_DATA PROVIDED:_

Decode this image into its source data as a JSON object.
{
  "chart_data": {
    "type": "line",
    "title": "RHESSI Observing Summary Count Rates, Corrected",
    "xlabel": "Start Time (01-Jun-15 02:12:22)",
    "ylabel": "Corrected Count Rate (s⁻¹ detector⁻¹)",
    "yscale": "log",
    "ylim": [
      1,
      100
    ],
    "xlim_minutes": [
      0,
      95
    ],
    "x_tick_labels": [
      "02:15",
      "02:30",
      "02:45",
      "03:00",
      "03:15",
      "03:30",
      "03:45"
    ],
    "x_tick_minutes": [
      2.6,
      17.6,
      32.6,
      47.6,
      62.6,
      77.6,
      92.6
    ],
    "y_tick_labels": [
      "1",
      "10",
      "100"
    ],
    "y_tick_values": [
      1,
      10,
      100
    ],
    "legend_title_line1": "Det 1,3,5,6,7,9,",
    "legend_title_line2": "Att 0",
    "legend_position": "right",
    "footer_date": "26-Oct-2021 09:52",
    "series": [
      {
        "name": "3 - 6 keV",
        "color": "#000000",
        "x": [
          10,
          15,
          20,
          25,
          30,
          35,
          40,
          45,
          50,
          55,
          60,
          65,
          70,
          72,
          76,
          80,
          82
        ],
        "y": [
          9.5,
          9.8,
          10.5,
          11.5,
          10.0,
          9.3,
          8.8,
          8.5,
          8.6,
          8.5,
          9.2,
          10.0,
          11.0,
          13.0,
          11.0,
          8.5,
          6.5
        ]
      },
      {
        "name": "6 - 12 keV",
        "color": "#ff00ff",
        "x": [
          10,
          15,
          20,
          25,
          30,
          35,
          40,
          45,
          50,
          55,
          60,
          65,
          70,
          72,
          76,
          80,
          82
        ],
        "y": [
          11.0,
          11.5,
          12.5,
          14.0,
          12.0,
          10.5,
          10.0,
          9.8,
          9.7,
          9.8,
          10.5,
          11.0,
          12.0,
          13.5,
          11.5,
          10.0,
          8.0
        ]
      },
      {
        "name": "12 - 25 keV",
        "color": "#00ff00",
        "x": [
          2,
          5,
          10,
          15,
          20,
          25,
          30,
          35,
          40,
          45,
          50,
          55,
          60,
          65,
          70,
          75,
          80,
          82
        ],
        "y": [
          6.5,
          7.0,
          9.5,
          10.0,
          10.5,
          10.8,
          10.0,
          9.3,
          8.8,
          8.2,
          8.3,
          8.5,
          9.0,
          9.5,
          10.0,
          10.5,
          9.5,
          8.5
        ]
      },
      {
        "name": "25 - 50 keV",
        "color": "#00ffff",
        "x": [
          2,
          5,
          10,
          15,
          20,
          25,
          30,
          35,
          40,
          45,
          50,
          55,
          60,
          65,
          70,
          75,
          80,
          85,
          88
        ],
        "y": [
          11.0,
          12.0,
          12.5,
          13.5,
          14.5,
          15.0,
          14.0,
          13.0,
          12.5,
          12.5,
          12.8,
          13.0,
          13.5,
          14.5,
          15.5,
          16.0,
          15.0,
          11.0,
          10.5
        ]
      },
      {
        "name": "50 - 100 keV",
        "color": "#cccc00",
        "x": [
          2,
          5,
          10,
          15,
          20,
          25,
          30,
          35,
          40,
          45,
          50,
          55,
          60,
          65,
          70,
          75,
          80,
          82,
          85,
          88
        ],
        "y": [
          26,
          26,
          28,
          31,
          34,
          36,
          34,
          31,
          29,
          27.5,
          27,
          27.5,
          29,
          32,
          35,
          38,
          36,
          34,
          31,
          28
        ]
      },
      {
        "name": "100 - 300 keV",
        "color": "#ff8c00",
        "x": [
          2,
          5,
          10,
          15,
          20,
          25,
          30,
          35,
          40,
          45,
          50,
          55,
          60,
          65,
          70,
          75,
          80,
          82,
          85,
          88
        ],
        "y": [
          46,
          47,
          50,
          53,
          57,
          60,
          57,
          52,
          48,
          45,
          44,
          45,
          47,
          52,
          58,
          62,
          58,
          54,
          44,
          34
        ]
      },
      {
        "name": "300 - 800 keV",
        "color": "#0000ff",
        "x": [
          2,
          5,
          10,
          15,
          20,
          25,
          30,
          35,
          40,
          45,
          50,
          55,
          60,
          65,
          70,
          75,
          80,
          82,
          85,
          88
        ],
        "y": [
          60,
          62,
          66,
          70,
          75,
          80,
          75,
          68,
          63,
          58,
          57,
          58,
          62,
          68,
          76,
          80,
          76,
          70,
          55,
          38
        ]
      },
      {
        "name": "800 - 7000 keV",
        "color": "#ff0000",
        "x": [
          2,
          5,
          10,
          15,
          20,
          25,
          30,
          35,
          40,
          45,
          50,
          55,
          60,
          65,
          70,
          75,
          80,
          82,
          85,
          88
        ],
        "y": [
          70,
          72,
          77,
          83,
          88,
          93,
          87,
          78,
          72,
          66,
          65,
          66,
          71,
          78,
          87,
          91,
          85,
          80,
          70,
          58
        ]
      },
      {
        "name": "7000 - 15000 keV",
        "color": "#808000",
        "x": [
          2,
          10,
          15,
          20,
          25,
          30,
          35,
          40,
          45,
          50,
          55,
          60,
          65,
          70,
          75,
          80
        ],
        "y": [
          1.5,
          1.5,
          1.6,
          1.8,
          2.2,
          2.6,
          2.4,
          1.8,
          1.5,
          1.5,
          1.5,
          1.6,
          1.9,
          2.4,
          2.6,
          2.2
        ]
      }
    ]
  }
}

_THE TASK:_ All of the entries above must be quoted exactly.

_CORRECT RESULT:_
Decode this image into its source data as a JSON object.
{
  "chart_data": {
    "type": "line",
    "title": "RHESSI Observing Summary Count Rates, Corrected",
    "xlabel": "Start Time (01-Jun-15 02:12:22)",
    "ylabel": "Corrected Count Rate (s⁻¹ detector⁻¹)",
    "yscale": "log",
    "ylim": [
      1,
      100
    ],
    "xlim_minutes": [
      0,
      95
    ],
    "x_tick_labels": [
      "02:15",
      "02:30",
      "02:45",
      "03:00",
      "03:15",
      "03:30",
      "03:45"
    ],
    "x_tick_minutes": [
      2.6,
      17.6,
      32.6,
      47.6,
      62.6,
      77.6,
      92.6
    ],
    "y_tick_labels": [
      "1",
      "10",
      "100"
    ],
    "y_tick_values": [
      1,
      10,
      100
    ],
    "legend_title_line1": "Det 1,3,5,6,7,9,",
    "legend_title_line2": "Att 0",
    "legend_position": "right",
    "footer_date": "26-Oct-2021 09:52",
    "series": [
      {
        "name": "3 - 6 keV",
        "color": "#000000",
        "x": [
          10,
          15,
          20,
          25,
          30,
          35,
          40,
          45,
          50,
          55,
          60,
          65,
          70,
          72,
          76,
          80,
          82
        ],
        "y": [
          9.5,
          9.8,
          10.5,
          11.5,
          10.0,
          9.3,
          8.8,
          8.5,
          8.6,
          8.5,
          9.2,
          10.0,
          11.0,
          13.0,
          11.0,
          8.5,
          6.5
        ]
      },
      {
        "name": "6 - 12 keV",
        "color": "#ff00ff",
        "x": [
          10,
          15,
          20,
          25,
          30,
          35,
          40,
          45,
          50,
          55,
          60,
          65,
          70,
          72,
          76,
          80,
          82
        ],
        "y": [
          11.0,
          11.5,
          12.5,
          14.0,
          12.0,
          10.5,
          10.0,
          9.8,
          9.7,
          9.8,
          10.5,
          11.0,
          12.0,
          13.5,
          11.5,
          10.0,
          8.0
        ]
      },
      {
        "name": "12 - 25 keV",
        "color": "#00ff00",
        "x": [
          2,
          5,
          10,
          15,
          20,
          25,
          30,
          35,
          40,
          45,
          50,
          55,
          60,
          65,
          70,
          75,
          80,
          82
        ],
        "y": [
          6.5,
          7.0,
          9.5,
          10.0,
          10.5,
          10.8,
          10.0,
          9.3,
          8.8,
          8.2,
          8.3,
          8.5,
          9.0,
          9.5,
          10.0,
          10.5,
          9.5,
          8.5
        ]
      },
      {
        "name": "25 - 50 keV",
        "color": "#00ffff",
        "x": [
          2,
          5,
          10,
          15,
          20,
          25,
          30,
          35,
          40,
          45,
          50,
          55,
          60,
          65,
          70,
          75,
          80,
          85,
          88
        ],
        "y": [
          11.0,
          12.0,
          12.5,
          13.5,
          14.5,
          15.0,
          14.0,
          13.0,
          12.5,
          12.5,
          12.8,
          13.0,
          13.5,
          14.5,
          15.5,
          16.0,
          15.0,
          11.0,
          10.5
        ]
      },
      {
        "name": "50 - 100 keV",
        "color": "#cccc00",
        "x": [
          2,
          5,
          10,
          15,
          20,
          25,
          30,
          35,
          40,
          45,
          50,
          55,
          60,
          65,
          70,
          75,
          80,
          82,
          85,
          88
        ],
        "y": [
          26,
          26,
          28,
          31,
          34,
          36,
          34,
          31,
          29,
          27.5,
          27,
          27.5,
          29,
          32,
          35,
          38,
          36,
          34,
          31,
          28
        ]
      },
      {
        "name": "100 - 300 keV",
        "color": "#ff8c00",
        "x": [
          2,
          5,
          10,
          15,
          20,
          25,
          30,
          35,
          40,
          45,
          50,
          55,
          60,
          65,
          70,
          75,
          80,
          82,
          85,
          88
        ],
        "y": [
          46,
          47,
          50,
          53,
          57,
          60,
          57,
          52,
          48,
          45,
          44,
          45,
          47,
          52,
          58,
          62,
          58,
          54,
          44,
          34
        ]
      },
      {
        "name": "300 - 800 keV",
        "color": "#0000ff",
        "x": [
          2,
          5,
          10,
          15,
          20,
          25,
          30,
          35,
          40,
          45,
          50,
          55,
          60,
          65,
          70,
          75,
          80,
          82,
          85,
          88
        ],
        "y": [
          60,
          62,
          66,
          70,
          75,
          80,
          75,
          68,
          63,
          58,
          57,
          58,
          62,
          68,
          76,
          80,
          76,
          70,
          55,
          38
        ]
      },
      {
        "name": "800 - 7000 keV",
        "color": "#ff0000",
        "x": [
          2,
          5,
          10,
          15,
          20,
          25,
          30,
          35,
          40,
          45,
          50,
          55,
          60,
          65,
          70,
          75,
          80,
          82,
          85,
          88
        ],
        "y": [
          70,
          72,
          77,
          83,
          88,
          93,
          87,
          78,
          72,
          66,
          65,
          66,
          71,
          78,
          87,
          91,
          85,
          80,
          70,
          58
        ]
      },
      {
        "name": "7000 - 15000 keV",
        "color": "#808000",
        "x": [
          2,
          10,
          15,
          20,
          25,
          30,
          35,
          40,
          45,
          50,
          55,
          60,
          65,
          70,
          75,
          80
        ],
        "y": [
          1.5,
          1.5,
          1.6,
          1.8,
          2.2,
          2.6,
          2.4,
          1.8,
          1.5,
          1.5,
          1.5,
          1.6,
          1.9,
          2.4,
          2.6,
          2.2
        ]
      }
    ]
  }
}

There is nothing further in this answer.